** WORK REQUIRED **
Copy out every line in the entries below that includes "Saint".

━━━ DATASET CONTENT

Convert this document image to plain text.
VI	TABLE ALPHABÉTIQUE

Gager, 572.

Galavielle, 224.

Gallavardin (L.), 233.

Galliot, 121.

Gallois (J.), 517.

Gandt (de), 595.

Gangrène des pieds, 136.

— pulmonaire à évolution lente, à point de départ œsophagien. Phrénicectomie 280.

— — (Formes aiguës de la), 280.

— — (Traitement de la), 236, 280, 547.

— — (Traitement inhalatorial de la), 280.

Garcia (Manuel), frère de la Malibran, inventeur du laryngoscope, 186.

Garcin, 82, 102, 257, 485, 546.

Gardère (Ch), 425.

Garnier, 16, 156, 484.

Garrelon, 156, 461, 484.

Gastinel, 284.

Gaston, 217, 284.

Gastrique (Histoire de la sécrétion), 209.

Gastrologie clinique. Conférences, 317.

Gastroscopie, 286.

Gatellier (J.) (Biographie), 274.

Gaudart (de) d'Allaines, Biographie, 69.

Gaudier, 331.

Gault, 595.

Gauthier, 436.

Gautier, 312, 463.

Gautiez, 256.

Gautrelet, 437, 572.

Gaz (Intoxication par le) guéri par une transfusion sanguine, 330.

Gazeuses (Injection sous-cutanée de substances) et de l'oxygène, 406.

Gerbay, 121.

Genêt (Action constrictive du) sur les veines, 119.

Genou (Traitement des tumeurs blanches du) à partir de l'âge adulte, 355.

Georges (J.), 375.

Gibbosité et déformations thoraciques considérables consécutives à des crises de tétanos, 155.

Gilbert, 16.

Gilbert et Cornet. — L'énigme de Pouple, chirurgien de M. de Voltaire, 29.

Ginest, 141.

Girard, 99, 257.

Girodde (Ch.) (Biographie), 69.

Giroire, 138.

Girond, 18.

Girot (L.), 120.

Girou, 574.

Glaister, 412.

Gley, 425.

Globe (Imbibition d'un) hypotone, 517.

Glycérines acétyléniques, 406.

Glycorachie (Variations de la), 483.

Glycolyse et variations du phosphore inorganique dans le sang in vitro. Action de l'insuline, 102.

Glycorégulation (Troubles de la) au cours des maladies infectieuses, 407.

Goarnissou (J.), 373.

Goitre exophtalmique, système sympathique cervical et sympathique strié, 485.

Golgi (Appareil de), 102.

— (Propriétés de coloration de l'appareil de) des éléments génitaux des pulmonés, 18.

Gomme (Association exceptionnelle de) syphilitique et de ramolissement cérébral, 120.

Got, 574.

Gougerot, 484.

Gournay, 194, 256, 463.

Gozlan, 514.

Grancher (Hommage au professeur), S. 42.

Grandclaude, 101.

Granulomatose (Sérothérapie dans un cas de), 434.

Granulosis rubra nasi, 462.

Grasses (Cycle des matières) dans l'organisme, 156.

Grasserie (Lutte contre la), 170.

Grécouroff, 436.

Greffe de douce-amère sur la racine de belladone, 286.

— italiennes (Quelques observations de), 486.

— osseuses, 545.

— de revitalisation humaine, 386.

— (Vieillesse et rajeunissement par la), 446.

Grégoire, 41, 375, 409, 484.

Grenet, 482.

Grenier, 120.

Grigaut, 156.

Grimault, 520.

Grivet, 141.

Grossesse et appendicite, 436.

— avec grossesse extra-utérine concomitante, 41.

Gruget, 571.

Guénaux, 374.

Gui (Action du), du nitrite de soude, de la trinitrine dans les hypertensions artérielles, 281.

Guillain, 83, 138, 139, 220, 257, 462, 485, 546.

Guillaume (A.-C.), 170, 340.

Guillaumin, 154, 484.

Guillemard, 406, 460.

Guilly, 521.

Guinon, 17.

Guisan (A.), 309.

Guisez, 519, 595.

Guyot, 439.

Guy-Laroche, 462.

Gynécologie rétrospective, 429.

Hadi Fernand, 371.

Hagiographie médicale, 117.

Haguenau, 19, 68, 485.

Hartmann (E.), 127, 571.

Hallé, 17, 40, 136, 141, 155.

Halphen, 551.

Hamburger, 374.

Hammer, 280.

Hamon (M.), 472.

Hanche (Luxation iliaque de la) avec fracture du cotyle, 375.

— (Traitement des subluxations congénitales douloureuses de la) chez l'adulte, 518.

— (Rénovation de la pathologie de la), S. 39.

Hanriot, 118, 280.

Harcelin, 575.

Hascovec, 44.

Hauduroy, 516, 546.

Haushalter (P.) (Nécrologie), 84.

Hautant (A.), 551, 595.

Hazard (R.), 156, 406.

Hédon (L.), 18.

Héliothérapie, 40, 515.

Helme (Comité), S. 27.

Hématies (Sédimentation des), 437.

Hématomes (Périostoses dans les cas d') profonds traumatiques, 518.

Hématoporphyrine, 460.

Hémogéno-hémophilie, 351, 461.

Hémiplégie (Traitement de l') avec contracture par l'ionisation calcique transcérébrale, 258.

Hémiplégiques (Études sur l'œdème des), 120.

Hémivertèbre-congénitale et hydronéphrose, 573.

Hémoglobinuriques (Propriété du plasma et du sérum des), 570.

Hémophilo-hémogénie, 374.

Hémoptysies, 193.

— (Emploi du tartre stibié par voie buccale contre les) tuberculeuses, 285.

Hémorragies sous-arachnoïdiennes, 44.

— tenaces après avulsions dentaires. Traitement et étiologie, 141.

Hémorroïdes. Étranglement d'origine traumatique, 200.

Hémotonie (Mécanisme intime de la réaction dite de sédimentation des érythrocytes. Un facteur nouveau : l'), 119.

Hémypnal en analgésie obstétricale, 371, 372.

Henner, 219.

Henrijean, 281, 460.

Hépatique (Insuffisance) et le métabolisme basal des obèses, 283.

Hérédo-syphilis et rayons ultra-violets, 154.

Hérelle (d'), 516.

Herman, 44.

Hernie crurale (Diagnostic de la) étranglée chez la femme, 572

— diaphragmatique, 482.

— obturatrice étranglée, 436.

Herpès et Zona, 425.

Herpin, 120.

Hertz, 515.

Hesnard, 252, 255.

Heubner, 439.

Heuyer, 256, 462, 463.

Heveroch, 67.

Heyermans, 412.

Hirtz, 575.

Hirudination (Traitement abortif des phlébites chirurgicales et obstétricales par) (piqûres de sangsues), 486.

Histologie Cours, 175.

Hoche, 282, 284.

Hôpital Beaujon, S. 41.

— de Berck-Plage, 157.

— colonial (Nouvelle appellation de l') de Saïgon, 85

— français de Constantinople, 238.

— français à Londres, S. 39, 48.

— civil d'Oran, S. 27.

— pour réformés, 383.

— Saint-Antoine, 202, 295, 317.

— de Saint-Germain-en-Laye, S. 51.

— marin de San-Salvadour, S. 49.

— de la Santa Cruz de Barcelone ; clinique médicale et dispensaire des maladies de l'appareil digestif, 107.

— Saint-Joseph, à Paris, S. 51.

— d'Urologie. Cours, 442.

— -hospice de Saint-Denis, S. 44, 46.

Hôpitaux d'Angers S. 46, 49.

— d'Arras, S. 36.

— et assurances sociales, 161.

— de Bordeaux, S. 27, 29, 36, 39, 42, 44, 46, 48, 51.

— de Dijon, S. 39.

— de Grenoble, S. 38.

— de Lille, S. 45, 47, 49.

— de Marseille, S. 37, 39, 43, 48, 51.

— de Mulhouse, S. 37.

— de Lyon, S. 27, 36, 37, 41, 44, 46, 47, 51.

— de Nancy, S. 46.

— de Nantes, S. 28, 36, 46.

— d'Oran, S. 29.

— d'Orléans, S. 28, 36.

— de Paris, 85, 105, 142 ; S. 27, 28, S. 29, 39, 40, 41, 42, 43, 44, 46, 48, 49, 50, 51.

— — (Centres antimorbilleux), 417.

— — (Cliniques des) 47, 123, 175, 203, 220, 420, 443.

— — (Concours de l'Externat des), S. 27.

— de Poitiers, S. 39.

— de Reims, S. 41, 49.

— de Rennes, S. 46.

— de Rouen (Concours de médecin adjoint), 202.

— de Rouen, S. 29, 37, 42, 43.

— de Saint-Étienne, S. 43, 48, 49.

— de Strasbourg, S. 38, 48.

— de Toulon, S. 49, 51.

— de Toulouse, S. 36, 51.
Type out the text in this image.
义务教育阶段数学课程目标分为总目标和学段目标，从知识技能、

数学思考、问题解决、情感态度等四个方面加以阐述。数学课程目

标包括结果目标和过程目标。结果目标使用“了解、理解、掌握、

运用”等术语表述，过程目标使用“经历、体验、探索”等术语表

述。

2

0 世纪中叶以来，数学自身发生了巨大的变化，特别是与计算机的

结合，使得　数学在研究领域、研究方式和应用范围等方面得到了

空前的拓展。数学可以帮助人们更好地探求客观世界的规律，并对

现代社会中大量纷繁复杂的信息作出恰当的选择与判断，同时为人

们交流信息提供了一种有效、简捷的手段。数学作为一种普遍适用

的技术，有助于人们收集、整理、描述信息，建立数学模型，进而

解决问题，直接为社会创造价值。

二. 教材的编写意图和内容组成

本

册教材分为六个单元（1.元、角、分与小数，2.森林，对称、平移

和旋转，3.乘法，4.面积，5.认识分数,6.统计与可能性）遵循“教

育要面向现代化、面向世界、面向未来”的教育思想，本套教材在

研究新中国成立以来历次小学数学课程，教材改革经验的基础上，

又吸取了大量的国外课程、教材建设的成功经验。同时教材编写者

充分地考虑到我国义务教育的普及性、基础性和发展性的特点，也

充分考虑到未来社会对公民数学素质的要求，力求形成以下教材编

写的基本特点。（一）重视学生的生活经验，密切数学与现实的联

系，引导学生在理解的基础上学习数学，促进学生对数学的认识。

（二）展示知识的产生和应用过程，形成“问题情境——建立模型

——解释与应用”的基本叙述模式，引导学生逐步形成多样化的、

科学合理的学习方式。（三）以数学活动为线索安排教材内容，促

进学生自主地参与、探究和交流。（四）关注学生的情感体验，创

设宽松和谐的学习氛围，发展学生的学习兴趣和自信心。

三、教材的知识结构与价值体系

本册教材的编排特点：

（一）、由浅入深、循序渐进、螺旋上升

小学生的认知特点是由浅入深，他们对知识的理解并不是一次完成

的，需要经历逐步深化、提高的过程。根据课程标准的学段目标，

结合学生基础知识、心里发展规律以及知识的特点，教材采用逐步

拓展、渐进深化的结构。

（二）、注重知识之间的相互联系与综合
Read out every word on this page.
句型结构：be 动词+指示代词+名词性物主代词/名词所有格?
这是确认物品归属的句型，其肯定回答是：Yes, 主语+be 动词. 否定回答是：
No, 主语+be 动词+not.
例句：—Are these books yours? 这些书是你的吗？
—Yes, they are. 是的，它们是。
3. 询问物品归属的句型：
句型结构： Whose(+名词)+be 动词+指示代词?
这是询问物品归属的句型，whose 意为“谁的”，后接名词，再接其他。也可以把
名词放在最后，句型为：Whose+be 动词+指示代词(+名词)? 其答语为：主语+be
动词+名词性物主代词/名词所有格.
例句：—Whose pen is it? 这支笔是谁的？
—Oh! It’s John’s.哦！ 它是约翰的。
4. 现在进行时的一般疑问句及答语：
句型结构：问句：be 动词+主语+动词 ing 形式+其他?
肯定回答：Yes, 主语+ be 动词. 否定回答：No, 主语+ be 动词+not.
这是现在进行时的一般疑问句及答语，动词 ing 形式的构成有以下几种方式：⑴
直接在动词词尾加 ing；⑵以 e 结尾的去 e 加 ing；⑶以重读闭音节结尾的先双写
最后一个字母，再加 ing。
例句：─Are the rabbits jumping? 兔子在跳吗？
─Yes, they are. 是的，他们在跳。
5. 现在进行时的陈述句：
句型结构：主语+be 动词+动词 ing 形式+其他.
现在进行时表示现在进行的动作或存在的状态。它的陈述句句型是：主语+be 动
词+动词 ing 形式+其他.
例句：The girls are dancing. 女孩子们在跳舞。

━━━━━━

** WRITTEN RESPONSE **
— Saint-Antoine, 202, 295, 317.
— de Saint-Germain-en-Laye, S. 51.
— Saint-Joseph, à Paris, S. 51.
— -hospice de Saint-Denis, S. 44, 46.
— de Saint-Étienne, S. 43, 48, 49.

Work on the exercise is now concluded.